§ **EXERCISE PROMPT**: Count the lines in the entries below that contain the string "pixels", with case counting, and reply with the number alone.

§ **Recorded data**:
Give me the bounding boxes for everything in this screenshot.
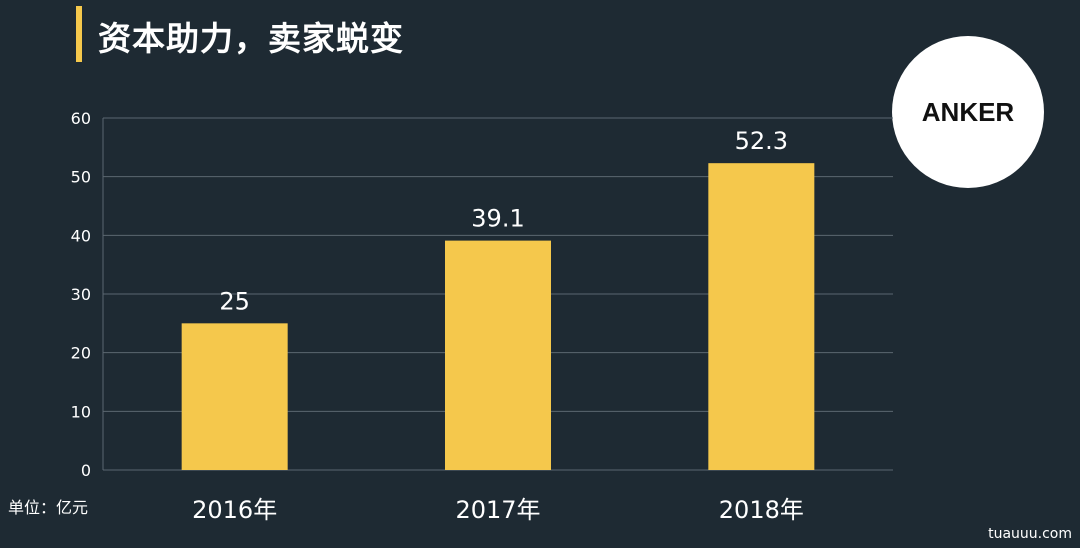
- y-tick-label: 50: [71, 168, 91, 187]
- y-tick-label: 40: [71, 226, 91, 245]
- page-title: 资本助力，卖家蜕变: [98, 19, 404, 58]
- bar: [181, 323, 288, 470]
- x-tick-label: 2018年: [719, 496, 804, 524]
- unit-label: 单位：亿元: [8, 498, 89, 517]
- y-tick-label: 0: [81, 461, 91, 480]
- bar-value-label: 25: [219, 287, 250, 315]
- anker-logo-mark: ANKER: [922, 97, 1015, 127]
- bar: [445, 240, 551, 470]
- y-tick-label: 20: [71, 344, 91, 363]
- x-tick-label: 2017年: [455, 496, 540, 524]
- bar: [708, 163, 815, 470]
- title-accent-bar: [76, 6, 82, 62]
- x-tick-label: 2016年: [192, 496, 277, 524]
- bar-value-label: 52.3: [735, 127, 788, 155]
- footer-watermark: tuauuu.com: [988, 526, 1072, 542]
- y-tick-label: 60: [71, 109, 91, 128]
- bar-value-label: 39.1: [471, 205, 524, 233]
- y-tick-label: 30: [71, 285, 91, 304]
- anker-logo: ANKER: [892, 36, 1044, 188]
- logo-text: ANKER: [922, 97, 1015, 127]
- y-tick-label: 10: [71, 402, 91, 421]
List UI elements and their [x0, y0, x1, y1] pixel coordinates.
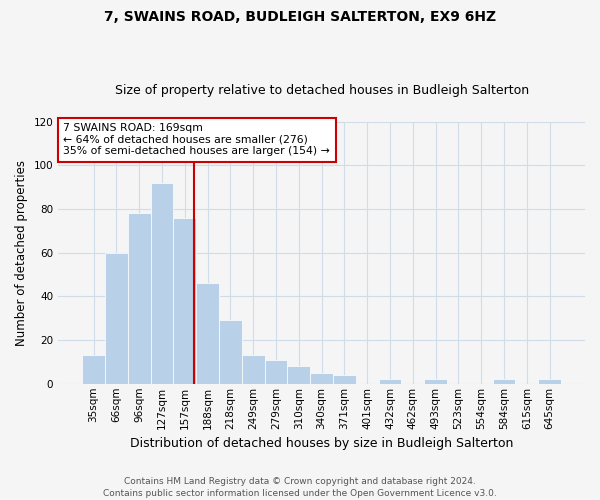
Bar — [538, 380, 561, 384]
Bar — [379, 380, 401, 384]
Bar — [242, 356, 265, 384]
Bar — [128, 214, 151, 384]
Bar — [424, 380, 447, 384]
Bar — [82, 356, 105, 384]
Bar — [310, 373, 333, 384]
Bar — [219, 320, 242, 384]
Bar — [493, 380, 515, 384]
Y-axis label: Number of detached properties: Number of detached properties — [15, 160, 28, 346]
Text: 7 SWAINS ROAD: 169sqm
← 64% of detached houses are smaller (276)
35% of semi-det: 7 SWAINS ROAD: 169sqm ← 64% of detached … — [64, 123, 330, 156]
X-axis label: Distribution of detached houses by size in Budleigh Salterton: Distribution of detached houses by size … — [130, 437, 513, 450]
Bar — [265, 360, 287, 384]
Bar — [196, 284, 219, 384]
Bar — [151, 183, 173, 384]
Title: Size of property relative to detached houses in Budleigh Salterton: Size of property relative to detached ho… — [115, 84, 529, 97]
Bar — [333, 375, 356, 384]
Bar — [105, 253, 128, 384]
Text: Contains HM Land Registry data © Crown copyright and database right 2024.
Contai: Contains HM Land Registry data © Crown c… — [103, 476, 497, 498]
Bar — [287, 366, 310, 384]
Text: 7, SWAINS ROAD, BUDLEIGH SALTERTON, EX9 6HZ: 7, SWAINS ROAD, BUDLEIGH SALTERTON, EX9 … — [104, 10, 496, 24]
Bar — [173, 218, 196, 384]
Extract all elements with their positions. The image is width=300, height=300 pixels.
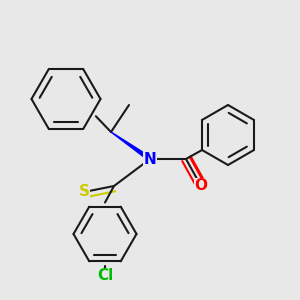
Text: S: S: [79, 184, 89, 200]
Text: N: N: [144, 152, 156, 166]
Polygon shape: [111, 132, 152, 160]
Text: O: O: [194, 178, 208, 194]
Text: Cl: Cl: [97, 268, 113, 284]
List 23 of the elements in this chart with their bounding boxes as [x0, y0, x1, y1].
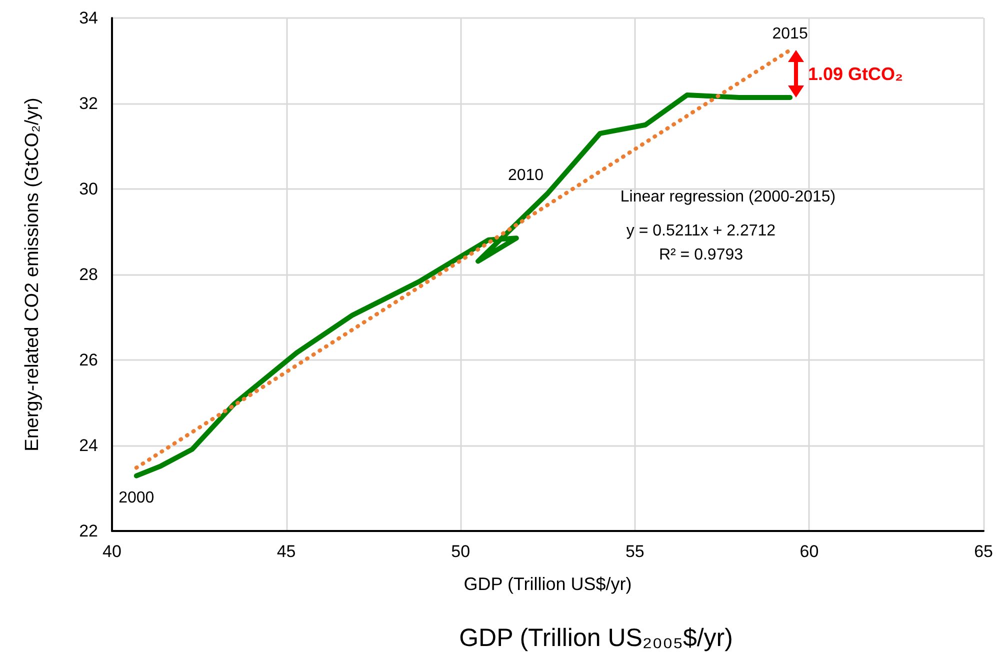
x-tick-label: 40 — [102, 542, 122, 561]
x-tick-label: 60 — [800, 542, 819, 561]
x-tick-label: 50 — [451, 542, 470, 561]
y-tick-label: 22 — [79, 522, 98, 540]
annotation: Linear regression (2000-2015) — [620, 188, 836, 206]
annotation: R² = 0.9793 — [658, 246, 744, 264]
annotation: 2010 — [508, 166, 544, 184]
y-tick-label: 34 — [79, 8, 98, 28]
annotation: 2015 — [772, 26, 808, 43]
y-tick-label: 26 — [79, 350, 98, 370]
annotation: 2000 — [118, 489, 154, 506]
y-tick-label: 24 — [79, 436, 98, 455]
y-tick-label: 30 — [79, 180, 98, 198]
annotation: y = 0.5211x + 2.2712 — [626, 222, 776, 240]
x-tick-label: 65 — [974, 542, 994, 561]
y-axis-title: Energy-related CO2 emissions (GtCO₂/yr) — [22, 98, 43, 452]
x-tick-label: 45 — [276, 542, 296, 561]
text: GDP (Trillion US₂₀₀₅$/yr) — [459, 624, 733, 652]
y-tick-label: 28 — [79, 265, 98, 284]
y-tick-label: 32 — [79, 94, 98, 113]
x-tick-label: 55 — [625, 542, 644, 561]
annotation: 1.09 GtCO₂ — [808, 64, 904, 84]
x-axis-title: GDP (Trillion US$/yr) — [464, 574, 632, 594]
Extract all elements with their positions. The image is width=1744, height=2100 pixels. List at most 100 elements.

§ **OUTPUT OF THE TASK**: 2